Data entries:

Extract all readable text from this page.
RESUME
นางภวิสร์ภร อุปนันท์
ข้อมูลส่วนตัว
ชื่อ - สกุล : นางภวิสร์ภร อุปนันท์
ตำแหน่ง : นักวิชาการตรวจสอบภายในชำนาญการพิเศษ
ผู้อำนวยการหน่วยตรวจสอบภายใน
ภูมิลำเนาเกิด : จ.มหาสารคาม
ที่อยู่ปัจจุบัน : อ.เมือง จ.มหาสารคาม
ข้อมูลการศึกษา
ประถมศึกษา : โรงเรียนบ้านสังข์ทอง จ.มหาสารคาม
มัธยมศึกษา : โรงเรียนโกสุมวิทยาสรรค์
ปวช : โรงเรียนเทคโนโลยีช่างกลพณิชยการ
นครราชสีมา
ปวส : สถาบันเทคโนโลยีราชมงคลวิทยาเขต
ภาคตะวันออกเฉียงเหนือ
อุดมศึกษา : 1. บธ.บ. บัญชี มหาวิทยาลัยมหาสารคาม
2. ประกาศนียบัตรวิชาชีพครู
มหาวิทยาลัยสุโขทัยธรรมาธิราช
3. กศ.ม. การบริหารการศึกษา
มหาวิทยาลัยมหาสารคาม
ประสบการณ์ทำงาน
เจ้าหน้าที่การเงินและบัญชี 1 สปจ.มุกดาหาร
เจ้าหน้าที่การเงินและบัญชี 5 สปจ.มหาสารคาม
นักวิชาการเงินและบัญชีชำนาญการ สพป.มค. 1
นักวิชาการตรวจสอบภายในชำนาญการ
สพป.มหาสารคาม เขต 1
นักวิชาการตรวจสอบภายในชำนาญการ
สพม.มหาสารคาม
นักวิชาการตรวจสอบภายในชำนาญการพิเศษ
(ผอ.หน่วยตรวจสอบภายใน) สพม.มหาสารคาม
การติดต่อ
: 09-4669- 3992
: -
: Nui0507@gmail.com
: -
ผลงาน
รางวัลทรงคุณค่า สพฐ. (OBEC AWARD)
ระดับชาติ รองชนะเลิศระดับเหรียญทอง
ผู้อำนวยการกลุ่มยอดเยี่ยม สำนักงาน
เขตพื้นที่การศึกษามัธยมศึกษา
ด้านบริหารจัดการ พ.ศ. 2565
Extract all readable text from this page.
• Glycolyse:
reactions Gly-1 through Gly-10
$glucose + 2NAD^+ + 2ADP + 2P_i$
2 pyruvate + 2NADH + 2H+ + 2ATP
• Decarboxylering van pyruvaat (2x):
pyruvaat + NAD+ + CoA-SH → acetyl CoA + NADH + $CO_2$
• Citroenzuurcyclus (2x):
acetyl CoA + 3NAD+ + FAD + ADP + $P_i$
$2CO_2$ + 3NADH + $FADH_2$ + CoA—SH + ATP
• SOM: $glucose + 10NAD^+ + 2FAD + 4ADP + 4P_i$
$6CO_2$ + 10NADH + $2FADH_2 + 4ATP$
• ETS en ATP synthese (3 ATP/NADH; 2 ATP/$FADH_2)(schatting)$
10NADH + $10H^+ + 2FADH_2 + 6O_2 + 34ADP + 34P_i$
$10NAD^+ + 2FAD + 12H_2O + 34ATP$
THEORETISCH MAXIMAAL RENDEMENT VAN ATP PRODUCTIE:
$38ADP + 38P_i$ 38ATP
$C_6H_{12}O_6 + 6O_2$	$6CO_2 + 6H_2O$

Your objective: Give back each line above precisely as it stands.

Answer in full:
Extract all readable text from this page.
RESUME
นางภวิสร์ภร อุปนันท์
ข้อมูลส่วนตัว
ชื่อ - สกุล : นางภวิสร์ภร อุปนันท์
ตำแหน่ง : นักวิชาการตรวจสอบภายในชำนาญการพิเศษ
ผู้อำนวยการหน่วยตรวจสอบภายใน
ภูมิลำเนาเกิด : จ.มหาสารคาม
ที่อยู่ปัจจุบัน : อ.เมือง จ.มหาสารคาม
ข้อมูลการศึกษา
ประถมศึกษา : โรงเรียนบ้านสังข์ทอง จ.มหาสารคาม
มัธยมศึกษา : โรงเรียนโกสุมวิทยาสรรค์
ปวช : โรงเรียนเทคโนโลยีช่างกลพณิชยการ
นครราชสีมา
ปวส : สถาบันเทคโนโลยีราชมงคลวิทยาเขต
ภาคตะวันออกเฉียงเหนือ
อุดมศึกษา : 1. บธ.บ. บัญชี มหาวิทยาลัยมหาสารคาม
2. ประกาศนียบัตรวิชาชีพครู
มหาวิทยาลัยสุโขทัยธรรมาธิราช
3. กศ.ม. การบริหารการศึกษา
มหาวิทยาลัยมหาสารคาม
ประสบการณ์ทำงาน
เจ้าหน้าที่การเงินและบัญชี 1 สปจ.มุกดาหาร
เจ้าหน้าที่การเงินและบัญชี 5 สปจ.มหาสารคาม
นักวิชาการเงินและบัญชีชำนาญการ สพป.มค. 1
นักวิชาการตรวจสอบภายในชำนาญการ
สพป.มหาสารคาม เขต 1
นักวิชาการตรวจสอบภายในชำนาญการ
สพม.มหาสารคาม
นักวิชาการตรวจสอบภายในชำนาญการพิเศษ
(ผอ.หน่วยตรวจสอบภายใน) สพม.มหาสารคาม
การติดต่อ
: 09-4669- 3992
: -
: Nui0507@gmail.com
: -
ผลงาน
รางวัลทรงคุณค่า สพฐ. (OBEC AWARD)
ระดับชาติ รองชนะเลิศระดับเหรียญทอง
ผู้อำนวยการกลุ่มยอดเยี่ยม สำนักงาน
เขตพื้นที่การศึกษามัธยมศึกษา
ด้านบริหารจัดการ พ.ศ. 2565
Extract all readable text from this page.
• Glycolyse:
reactions Gly-1 through Gly-10
$glucose + 2NAD^+ + 2ADP + 2P_i$
2 pyruvate + 2NADH + 2H+ + 2ATP
• Decarboxylering van pyruvaat (2x):
pyruvaat + NAD+ + CoA-SH → acetyl CoA + NADH + $CO_2$
• Citroenzuurcyclus (2x):
acetyl CoA + 3NAD+ + FAD + ADP + $P_i$
$2CO_2$ + 3NADH + $FADH_2$ + CoA—SH + ATP
• SOM: $glucose + 10NAD^+ + 2FAD + 4ADP + 4P_i$
$6CO_2$ + 10NADH + $2FADH_2 + 4ATP$
• ETS en ATP synthese (3 ATP/NADH; 2 ATP/$FADH_2)(schatting)$
10NADH + $10H^+ + 2FADH_2 + 6O_2 + 34ADP + 34P_i$
$10NAD^+ + 2FAD + 12H_2O + 34ATP$
THEORETISCH MAXIMAAL RENDEMENT VAN ATP PRODUCTIE:
$38ADP + 38P_i$ 38ATP
$C_6H_{12}O_6 + 6O_2$	$6CO_2 + 6H_2O$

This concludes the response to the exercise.